**Written request**
From the material below, list every line containing "name".

**Extracted records**
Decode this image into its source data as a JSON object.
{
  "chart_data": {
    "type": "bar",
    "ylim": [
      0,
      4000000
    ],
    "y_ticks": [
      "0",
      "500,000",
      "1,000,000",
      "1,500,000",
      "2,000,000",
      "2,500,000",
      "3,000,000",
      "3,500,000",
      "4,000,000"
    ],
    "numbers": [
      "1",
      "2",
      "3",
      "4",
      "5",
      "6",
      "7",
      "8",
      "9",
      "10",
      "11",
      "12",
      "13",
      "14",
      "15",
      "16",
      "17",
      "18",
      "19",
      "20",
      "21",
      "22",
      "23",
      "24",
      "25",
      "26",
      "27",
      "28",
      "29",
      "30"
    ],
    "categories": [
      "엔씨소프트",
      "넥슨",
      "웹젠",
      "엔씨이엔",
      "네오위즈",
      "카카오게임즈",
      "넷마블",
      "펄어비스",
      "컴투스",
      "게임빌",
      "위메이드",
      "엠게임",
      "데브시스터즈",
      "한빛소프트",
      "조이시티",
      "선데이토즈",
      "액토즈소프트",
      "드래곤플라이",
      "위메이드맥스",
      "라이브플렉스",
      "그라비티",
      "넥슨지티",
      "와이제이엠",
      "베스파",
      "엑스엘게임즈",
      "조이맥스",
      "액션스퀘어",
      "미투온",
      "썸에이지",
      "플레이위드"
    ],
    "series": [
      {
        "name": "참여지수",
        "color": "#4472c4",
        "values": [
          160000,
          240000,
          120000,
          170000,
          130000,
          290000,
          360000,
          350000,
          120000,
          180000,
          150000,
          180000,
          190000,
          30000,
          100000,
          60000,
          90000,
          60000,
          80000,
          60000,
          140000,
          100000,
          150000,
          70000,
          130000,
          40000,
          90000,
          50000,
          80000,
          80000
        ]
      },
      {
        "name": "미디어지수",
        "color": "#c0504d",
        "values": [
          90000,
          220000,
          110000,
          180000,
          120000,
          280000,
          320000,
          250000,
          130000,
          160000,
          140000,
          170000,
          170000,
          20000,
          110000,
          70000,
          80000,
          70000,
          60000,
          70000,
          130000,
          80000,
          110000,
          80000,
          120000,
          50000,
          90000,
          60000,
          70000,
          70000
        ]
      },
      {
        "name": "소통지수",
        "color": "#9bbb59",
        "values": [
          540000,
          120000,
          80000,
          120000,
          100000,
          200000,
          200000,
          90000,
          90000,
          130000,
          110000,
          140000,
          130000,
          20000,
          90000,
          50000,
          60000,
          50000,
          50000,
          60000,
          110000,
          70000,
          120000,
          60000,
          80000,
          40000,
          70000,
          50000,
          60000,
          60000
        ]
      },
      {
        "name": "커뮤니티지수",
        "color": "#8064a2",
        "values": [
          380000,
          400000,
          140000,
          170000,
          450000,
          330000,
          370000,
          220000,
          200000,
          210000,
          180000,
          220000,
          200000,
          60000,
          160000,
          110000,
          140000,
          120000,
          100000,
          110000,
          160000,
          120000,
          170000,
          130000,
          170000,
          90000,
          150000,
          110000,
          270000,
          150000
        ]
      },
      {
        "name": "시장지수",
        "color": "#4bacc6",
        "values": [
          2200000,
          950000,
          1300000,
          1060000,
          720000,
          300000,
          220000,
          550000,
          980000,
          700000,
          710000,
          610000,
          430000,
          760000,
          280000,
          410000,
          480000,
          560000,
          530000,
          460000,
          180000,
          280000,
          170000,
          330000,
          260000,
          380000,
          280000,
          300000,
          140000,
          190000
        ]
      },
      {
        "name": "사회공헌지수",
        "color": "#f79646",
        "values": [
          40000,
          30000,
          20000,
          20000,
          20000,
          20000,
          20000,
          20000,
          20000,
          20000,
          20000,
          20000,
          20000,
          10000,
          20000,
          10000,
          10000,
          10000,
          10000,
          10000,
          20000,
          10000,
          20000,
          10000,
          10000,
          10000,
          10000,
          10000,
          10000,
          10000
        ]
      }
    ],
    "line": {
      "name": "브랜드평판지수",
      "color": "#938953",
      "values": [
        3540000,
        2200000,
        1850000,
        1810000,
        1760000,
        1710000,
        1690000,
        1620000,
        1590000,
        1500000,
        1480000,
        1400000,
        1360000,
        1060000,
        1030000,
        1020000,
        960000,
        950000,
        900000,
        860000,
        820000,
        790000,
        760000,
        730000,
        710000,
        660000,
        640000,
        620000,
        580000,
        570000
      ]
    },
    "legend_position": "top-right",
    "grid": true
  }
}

**Reply**
        "name": "참여지수",
        "name": "미디어지수",
        "name": "소통지수",
        "name": "커뮤니티지수",
        "name": "시장지수",
        "name": "사회공헌지수",
      "name": "브랜드평판지수",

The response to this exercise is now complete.